| Your assignment |
A word-for-word repeat of all the data is the goal.

┌────────

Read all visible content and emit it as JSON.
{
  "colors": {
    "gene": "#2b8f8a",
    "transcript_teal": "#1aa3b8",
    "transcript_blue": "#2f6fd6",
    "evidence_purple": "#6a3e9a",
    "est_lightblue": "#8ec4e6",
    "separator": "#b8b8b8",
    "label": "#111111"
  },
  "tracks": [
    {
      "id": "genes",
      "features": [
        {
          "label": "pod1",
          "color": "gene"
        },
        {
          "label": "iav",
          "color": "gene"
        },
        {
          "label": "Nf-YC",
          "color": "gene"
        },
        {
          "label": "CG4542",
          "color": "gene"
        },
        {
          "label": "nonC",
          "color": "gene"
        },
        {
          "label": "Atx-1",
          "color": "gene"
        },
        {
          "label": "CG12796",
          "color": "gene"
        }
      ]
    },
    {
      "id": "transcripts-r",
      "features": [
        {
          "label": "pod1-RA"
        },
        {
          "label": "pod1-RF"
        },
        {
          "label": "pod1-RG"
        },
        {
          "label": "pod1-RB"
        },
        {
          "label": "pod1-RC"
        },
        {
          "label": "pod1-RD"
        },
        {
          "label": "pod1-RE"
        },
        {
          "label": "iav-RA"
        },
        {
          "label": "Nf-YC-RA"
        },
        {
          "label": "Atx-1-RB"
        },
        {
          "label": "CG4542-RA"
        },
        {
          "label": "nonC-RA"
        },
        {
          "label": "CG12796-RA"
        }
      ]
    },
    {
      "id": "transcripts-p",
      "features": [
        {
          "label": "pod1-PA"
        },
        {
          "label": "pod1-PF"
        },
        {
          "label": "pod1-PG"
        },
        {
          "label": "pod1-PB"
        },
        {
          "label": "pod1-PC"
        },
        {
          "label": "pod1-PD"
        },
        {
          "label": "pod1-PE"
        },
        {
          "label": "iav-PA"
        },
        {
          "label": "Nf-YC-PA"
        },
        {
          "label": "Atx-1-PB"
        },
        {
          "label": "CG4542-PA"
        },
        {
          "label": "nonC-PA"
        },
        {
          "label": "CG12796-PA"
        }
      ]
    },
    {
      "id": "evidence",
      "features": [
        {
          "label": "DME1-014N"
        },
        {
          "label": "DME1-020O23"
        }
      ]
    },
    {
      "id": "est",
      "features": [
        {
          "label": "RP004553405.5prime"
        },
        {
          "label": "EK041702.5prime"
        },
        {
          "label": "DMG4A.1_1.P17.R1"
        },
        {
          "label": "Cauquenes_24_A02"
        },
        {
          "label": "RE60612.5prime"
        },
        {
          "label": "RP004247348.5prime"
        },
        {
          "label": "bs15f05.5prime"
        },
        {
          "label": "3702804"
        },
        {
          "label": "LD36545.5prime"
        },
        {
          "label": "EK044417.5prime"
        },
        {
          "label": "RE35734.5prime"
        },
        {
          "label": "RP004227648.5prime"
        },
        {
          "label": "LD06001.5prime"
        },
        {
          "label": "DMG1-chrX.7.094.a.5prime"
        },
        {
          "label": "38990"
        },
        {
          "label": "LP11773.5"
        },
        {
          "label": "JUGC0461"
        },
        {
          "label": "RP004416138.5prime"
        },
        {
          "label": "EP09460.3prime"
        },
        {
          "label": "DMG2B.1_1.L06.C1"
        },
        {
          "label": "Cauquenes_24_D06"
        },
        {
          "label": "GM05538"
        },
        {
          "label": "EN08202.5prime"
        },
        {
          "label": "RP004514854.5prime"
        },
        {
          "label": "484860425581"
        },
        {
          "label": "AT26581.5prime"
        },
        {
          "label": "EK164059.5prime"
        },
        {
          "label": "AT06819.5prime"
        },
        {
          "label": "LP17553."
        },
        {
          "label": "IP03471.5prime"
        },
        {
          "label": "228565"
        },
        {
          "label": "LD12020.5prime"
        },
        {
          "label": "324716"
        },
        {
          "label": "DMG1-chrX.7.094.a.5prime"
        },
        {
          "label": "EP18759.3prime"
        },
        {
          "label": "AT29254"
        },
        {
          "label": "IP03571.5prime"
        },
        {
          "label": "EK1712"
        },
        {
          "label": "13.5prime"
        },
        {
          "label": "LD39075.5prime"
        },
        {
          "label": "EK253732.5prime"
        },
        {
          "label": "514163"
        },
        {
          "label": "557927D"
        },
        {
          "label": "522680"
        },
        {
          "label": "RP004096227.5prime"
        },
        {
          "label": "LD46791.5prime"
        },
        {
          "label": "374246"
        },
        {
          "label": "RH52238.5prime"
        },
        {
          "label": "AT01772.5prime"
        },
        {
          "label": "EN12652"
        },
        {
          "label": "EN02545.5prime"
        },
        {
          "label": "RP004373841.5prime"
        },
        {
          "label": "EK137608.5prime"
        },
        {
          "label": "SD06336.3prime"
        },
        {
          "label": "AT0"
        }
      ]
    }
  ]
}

└────────

| Output for this exercise |
Read all visible content and emit it as JSON.
{
  "colors": {
    "gene": "#2b8f8a",
    "transcript_teal": "#1aa3b8",
    "transcript_blue": "#2f6fd6",
    "evidence_purple": "#6a3e9a",
    "est_lightblue": "#8ec4e6",
    "separator": "#b8b8b8",
    "label": "#111111"
  },
  "tracks": [
    {
      "id": "genes",
      "features": [
        {
          "label": "pod1",
          "color": "gene"
        },
        {
          "label": "iav",
          "color": "gene"
        },
        {
          "label": "Nf-YC",
          "color": "gene"
        },
        {
          "label": "CG4542",
          "color": "gene"
        },
        {
          "label": "nonC",
          "color": "gene"
        },
        {
          "label": "Atx-1",
          "color": "gene"
        },
        {
          "label": "CG12796",
          "color": "gene"
        }
      ]
    },
    {
      "id": "transcripts-r",
      "features": [
        {
          "label": "pod1-RA"
        },
        {
          "label": "pod1-RF"
        },
        {
          "label": "pod1-RG"
        },
        {
          "label": "pod1-RB"
        },
        {
          "label": "pod1-RC"
        },
        {
          "label": "pod1-RD"
        },
        {
          "label": "pod1-RE"
        },
        {
          "label": "iav-RA"
        },
        {
          "label": "Nf-YC-RA"
        },
        {
          "label": "Atx-1-RB"
        },
        {
          "label": "CG4542-RA"
        },
        {
          "label": "nonC-RA"
        },
        {
          "label": "CG12796-RA"
        }
      ]
    },
    {
      "id": "transcripts-p",
      "features": [
        {
          "label": "pod1-PA"
        },
        {
          "label": "pod1-PF"
        },
        {
          "label": "pod1-PG"
        },
        {
          "label": "pod1-PB"
        },
        {
          "label": "pod1-PC"
        },
        {
          "label": "pod1-PD"
        },
        {
          "label": "pod1-PE"
        },
        {
          "label": "iav-PA"
        },
        {
          "label": "Nf-YC-PA"
        },
        {
          "label": "Atx-1-PB"
        },
        {
          "label": "CG4542-PA"
        },
        {
          "label": "nonC-PA"
        },
        {
          "label": "CG12796-PA"
        }
      ]
    },
    {
      "id": "evidence",
      "features": [
        {
          "label": "DME1-014N"
        },
        {
          "label": "DME1-020O23"
        }
      ]
    },
    {
      "id": "est",
      "features": [
        {
          "label": "RP004553405.5prime"
        },
        {
          "label": "EK041702.5prime"
        },
        {
          "label": "DMG4A.1_1.P17.R1"
        },
        {
          "label": "Cauquenes_24_A02"
        },
        {
          "label": "RE60612.5prime"
        },
        {
          "label": "RP004247348.5prime"
        },
        {
          "label": "bs15f05.5prime"
        },
        {
          "label": "3702804"
        },
        {
          "label": "LD36545.5prime"
        },
        {
          "label": "EK044417.5prime"
        },
        {
          "label": "RE35734.5prime"
        },
        {
          "label": "RP004227648.5prime"
        },
        {
          "label": "LD06001.5prime"
        },
        {
          "label": "DMG1-chrX.7.094.a.5prime"
        },
        {
          "label": "38990"
        },
        {
          "label": "LP11773.5"
        },
        {
          "label": "JUGC0461"
        },
        {
          "label": "RP004416138.5prime"
        },
        {
          "label": "EP09460.3prime"
        },
        {
          "label": "DMG2B.1_1.L06.C1"
        },
        {
          "label": "Cauquenes_24_D06"
        },
        {
          "label": "GM05538"
        },
        {
          "label": "EN08202.5prime"
        },
        {
          "label": "RP004514854.5prime"
        },
        {
          "label": "484860425581"
        },
        {
          "label": "AT26581.5prime"
        },
        {
          "label": "EK164059.5prime"
        },
        {
          "label": "AT06819.5prime"
        },
        {
          "label": "LP17553."
        },
        {
          "label": "IP03471.5prime"
        },
        {
          "label": "228565"
        },
        {
          "label": "LD12020.5prime"
        },
        {
          "label": "324716"
        },
        {
          "label": "DMG1-chrX.7.094.a.5prime"
        },
        {
          "label": "EP18759.3prime"
        },
        {
          "label": "AT29254"
        },
        {
          "label": "IP03571.5prime"
        },
        {
          "label": "EK1712"
        },
        {
          "label": "13.5prime"
        },
        {
          "label": "LD39075.5prime"
        },
        {
          "label": "EK253732.5prime"
        },
        {
          "label": "514163"
        },
        {
          "label": "557927D"
        },
        {
          "label": "522680"
        },
        {
          "label": "RP004096227.5prime"
        },
        {
          "label": "LD46791.5prime"
        },
        {
          "label": "374246"
        },
        {
          "label": "RH52238.5prime"
        },
        {
          "label": "AT01772.5prime"
        },
        {
          "label": "EN12652"
        },
        {
          "label": "EN02545.5prime"
        },
        {
          "label": "RP004373841.5prime"
        },
        {
          "label": "EK137608.5prime"
        },
        {
          "label": "SD06336.3prime"
        },
        {
          "label": "AT0"
        }
      ]
    }
  ]
}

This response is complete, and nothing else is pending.